** Start Material to process **

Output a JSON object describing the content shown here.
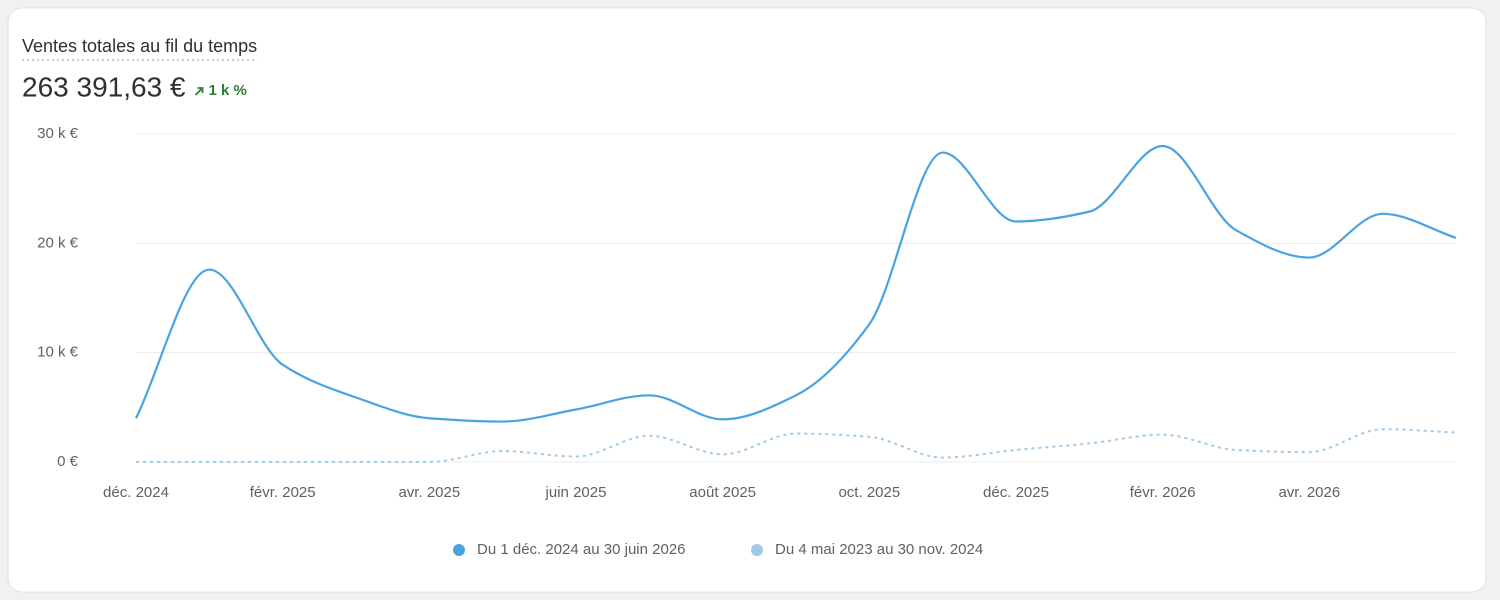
{
  "header": {
    "title": "Ventes totales au fil du temps",
    "total": "263 391,63 €",
    "change": "1 k %",
    "change_color": "#2e7d32"
  },
  "chart_data": {
    "type": "line",
    "categories": [
      "déc. 2024",
      null,
      "févr. 2025",
      null,
      "avr. 2025",
      null,
      "juin 2025",
      null,
      "août 2025",
      null,
      "oct. 2025",
      null,
      "déc. 2025",
      null,
      "févr. 2026",
      null,
      "avr. 2026",
      null,
      null
    ],
    "series": [
      {
        "name": "Du 1 déc. 2024 au 30 juin 2026",
        "color": "#4aa3e0",
        "line_style": "solid",
        "values": [
          4.0,
          17.6,
          8.9,
          5.9,
          4.0,
          3.7,
          4.8,
          6.1,
          3.9,
          6.1,
          12.6,
          28.3,
          22.0,
          22.9,
          28.9,
          21.2,
          18.7,
          22.7,
          20.5
        ]
      },
      {
        "name": "Du 4 mai 2023 au 30 nov. 2024",
        "color": "#9fcbe8",
        "line_style": "dotted",
        "values": [
          0,
          0,
          0,
          0,
          0,
          1.0,
          0.5,
          2.4,
          0.7,
          2.6,
          2.3,
          0.4,
          1.1,
          1.7,
          2.5,
          1.1,
          0.9,
          3.0,
          2.7
        ]
      }
    ],
    "ylim": [
      0,
      30
    ],
    "yticks": [
      {
        "value": 0,
        "label": "0 €"
      },
      {
        "value": 10,
        "label": "10 k €"
      },
      {
        "value": 20,
        "label": "20 k €"
      },
      {
        "value": 30,
        "label": "30 k €"
      }
    ],
    "grid": true
  }
}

** End Material to process **

## Task
Isolate the lines that hold the word "label" and copy all of them.

## Exercise response
        "label": "0 €"
        "label": "10 k €"
        "label": "20 k €"
        "label": "30 k €"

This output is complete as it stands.